Work to be completed: From the listing below, pick out each line with the word "xlabel".

Stored items from a collection

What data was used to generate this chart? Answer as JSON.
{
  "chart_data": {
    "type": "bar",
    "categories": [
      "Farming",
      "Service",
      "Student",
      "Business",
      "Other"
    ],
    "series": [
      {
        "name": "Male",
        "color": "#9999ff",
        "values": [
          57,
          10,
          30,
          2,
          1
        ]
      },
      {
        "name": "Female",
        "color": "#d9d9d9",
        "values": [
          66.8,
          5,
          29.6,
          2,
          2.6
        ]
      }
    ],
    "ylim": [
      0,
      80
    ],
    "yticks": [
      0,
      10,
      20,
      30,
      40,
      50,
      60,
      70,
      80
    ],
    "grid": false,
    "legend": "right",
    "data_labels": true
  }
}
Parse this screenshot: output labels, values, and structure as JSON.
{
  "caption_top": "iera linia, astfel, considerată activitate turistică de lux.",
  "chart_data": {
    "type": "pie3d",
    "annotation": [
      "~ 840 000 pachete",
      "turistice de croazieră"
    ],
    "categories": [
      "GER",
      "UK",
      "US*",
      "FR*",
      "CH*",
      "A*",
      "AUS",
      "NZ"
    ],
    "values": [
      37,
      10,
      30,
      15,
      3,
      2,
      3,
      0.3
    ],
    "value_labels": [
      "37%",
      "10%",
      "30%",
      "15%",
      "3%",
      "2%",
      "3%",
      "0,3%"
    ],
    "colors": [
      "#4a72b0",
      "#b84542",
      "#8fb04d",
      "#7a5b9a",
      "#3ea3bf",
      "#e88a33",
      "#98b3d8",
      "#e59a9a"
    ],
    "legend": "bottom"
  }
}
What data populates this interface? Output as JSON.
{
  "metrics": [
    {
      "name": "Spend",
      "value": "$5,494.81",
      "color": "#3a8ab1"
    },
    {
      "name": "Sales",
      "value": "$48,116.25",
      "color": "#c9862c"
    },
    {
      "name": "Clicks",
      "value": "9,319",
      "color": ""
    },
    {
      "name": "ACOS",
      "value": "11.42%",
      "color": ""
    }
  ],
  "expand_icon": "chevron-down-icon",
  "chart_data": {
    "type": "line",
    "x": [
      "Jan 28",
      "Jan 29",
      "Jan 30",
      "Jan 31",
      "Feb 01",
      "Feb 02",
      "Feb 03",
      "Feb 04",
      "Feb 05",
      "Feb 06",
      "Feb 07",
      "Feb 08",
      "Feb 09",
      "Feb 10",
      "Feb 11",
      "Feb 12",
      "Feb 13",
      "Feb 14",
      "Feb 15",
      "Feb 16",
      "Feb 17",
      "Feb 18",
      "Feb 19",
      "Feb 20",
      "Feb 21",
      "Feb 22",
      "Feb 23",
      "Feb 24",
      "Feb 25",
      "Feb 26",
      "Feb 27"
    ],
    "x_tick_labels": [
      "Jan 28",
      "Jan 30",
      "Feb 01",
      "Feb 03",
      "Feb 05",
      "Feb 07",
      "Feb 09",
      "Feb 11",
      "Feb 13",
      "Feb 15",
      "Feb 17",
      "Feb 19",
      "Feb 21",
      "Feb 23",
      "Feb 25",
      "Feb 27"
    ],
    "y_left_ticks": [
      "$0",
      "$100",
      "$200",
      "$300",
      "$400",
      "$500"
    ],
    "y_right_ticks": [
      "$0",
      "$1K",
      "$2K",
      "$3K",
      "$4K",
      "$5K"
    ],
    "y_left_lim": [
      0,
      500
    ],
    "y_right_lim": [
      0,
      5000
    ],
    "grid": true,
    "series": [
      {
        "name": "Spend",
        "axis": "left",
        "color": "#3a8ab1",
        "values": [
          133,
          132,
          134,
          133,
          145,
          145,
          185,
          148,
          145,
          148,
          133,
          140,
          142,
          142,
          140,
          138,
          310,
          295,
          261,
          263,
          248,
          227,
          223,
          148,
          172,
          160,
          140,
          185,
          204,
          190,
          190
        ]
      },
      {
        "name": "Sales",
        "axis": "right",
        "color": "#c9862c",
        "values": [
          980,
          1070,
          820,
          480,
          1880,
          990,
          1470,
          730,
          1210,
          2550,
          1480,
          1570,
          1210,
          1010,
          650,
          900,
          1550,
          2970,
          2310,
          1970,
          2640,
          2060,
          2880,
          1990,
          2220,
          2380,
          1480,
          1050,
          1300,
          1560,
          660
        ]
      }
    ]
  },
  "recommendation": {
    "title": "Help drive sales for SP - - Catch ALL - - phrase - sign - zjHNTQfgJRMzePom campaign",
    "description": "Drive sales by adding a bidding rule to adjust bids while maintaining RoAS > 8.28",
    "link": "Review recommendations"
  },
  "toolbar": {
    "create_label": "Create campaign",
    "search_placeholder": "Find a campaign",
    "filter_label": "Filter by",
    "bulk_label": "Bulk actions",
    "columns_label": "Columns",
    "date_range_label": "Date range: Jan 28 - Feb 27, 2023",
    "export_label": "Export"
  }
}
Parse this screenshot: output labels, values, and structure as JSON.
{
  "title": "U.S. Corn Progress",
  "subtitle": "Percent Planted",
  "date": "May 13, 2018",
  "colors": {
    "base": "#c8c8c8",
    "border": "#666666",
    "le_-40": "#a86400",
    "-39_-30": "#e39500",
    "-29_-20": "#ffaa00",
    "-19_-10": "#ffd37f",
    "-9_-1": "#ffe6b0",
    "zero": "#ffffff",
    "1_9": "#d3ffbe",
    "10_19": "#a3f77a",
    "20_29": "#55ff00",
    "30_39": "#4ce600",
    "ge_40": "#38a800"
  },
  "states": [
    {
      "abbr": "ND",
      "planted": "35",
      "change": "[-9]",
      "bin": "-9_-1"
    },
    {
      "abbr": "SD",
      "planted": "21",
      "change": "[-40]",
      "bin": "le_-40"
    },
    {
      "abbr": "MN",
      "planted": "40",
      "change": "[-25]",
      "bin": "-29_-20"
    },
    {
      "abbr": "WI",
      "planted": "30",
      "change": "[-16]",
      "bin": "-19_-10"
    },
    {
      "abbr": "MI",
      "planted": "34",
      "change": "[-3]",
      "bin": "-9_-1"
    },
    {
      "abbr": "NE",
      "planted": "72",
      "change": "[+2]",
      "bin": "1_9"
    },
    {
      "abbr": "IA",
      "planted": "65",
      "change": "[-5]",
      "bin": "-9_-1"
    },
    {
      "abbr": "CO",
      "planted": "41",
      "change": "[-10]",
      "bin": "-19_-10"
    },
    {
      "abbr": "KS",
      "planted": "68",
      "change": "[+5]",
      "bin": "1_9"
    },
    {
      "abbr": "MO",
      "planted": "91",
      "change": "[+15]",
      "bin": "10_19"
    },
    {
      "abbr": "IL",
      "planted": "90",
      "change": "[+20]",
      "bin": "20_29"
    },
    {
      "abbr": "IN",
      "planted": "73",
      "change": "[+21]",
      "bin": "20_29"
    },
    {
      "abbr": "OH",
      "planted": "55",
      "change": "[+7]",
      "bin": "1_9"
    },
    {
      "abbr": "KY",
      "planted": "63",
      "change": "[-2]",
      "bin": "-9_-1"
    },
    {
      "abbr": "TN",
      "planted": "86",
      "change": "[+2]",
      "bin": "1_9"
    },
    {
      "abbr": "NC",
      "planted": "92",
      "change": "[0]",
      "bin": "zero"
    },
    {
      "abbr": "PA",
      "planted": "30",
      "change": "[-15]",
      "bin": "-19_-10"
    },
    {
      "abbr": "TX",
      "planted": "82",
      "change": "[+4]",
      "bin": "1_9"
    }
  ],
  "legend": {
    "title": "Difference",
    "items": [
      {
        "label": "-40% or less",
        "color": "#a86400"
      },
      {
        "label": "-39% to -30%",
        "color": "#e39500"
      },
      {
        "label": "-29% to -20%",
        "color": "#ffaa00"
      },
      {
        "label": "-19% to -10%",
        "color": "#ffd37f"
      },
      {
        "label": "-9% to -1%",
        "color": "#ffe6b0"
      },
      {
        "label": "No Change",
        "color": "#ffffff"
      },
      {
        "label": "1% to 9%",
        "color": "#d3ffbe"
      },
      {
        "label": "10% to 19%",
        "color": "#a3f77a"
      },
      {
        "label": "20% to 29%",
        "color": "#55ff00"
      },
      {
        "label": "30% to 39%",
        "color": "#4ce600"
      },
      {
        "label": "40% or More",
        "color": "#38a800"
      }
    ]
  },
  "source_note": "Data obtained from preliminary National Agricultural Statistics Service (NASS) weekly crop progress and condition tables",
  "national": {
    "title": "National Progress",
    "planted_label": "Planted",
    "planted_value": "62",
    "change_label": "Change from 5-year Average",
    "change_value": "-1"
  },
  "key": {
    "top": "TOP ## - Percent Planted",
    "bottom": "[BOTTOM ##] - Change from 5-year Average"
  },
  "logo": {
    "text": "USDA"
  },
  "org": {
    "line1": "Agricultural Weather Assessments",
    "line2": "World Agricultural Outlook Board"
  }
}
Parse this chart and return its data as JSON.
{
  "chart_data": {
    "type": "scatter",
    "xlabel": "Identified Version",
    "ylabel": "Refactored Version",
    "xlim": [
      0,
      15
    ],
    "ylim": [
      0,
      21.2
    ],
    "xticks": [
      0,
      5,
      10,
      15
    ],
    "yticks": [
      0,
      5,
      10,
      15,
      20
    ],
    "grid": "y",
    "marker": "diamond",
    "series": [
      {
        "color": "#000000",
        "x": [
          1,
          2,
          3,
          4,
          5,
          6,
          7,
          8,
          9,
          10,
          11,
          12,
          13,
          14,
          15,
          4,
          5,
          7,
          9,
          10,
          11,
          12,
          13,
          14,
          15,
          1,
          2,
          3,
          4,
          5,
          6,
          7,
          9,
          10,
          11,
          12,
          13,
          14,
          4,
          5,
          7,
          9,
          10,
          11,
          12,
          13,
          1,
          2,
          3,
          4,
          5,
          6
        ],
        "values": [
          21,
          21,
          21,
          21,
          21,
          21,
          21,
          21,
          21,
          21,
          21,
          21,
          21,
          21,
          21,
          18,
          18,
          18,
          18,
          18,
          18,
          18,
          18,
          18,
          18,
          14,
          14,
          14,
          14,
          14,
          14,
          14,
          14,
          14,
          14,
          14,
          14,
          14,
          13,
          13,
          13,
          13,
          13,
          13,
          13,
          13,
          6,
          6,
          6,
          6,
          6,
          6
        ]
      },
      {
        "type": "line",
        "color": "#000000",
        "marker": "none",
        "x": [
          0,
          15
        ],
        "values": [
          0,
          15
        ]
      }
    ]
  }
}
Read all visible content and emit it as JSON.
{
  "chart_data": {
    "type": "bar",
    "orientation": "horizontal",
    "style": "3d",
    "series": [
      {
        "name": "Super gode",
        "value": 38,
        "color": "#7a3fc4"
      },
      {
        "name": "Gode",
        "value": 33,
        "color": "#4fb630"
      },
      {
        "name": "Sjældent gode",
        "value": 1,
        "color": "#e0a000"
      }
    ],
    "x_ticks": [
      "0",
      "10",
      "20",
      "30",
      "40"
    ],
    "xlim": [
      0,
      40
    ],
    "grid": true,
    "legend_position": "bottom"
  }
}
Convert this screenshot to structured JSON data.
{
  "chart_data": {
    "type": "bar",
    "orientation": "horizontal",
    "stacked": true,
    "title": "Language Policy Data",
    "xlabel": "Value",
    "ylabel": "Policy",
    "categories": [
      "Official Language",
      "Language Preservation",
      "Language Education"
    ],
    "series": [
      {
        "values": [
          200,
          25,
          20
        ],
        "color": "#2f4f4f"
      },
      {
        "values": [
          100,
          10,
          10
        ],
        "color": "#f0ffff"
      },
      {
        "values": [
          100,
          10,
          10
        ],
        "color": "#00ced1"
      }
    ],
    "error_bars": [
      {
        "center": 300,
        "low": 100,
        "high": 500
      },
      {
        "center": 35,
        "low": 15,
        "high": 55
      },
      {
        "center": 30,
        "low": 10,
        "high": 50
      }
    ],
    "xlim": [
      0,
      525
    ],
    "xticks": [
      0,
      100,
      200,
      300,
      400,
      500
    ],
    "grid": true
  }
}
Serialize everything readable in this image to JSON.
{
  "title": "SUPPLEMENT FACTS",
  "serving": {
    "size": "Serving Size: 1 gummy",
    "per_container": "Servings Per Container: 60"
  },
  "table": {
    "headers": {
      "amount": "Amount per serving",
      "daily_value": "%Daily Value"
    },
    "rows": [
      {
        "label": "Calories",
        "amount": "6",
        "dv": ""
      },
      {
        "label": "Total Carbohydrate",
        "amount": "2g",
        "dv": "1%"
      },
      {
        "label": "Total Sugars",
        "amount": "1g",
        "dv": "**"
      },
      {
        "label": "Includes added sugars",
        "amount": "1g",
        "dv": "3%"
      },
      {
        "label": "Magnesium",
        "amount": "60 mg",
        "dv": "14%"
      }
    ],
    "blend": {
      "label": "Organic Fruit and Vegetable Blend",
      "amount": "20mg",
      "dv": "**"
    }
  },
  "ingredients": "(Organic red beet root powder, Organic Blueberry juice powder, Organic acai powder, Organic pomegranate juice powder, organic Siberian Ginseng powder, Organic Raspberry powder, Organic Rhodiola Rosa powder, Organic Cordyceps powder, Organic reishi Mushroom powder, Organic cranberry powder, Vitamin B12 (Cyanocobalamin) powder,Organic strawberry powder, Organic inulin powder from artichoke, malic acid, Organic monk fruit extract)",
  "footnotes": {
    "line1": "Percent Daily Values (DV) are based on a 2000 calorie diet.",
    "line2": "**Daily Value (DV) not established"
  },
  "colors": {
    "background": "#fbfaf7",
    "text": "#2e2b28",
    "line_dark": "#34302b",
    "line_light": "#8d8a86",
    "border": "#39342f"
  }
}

Final result:
    "xlabel": "Identified Version",
    "xlabel": "Value",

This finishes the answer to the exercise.